→ **Direction**:
Records follow. Copy every line with "Read".

# Data for this task start

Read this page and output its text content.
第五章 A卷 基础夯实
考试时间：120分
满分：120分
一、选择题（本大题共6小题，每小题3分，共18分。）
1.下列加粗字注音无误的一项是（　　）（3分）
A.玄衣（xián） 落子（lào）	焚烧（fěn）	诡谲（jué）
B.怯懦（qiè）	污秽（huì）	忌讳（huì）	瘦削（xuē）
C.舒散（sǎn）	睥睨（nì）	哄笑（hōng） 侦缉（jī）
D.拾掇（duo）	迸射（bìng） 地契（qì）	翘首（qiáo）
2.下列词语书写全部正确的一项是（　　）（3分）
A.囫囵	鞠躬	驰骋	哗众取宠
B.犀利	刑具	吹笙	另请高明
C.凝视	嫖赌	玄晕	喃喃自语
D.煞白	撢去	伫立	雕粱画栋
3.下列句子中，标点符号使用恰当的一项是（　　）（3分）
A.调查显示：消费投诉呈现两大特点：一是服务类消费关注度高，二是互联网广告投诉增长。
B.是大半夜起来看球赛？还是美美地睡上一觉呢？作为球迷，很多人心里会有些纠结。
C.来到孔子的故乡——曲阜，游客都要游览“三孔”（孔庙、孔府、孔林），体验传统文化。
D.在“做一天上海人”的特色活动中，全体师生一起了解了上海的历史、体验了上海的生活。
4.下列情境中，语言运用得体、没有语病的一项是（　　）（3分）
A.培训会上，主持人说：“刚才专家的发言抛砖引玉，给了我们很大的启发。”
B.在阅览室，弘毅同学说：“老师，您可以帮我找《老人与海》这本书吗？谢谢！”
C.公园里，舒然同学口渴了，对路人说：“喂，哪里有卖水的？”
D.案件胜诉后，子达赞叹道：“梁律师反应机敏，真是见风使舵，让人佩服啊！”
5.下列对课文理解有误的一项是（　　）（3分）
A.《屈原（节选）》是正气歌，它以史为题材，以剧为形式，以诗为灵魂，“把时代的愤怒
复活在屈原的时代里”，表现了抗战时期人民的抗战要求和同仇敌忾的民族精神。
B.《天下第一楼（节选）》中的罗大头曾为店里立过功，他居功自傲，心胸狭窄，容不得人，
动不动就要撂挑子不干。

# Data for this task end
# Data for this task start

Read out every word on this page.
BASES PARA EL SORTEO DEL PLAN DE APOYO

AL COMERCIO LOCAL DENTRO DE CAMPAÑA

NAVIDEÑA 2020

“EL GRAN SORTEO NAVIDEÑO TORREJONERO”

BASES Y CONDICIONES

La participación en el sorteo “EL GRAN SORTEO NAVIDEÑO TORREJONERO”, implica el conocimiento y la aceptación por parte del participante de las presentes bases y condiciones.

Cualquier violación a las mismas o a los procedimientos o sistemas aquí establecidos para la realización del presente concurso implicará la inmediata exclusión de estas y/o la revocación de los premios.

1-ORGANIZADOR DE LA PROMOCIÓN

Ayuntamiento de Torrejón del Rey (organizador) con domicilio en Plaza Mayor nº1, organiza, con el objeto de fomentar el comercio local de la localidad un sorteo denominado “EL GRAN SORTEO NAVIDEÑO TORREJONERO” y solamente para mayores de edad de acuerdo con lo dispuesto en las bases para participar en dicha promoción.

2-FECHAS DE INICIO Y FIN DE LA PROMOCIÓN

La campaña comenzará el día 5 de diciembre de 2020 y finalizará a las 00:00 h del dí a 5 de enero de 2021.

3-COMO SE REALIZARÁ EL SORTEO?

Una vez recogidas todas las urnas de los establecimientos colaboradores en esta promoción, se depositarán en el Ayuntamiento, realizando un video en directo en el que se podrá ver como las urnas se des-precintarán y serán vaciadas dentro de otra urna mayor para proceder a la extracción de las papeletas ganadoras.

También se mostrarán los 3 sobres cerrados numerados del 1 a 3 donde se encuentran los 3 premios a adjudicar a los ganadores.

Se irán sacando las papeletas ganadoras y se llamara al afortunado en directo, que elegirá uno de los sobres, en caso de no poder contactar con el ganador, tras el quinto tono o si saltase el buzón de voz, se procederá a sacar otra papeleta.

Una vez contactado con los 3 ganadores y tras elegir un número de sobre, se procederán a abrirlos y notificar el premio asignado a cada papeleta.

# Data for this task end

→ **Reply**:
Read this page and output its text content.
Read out every word on this page.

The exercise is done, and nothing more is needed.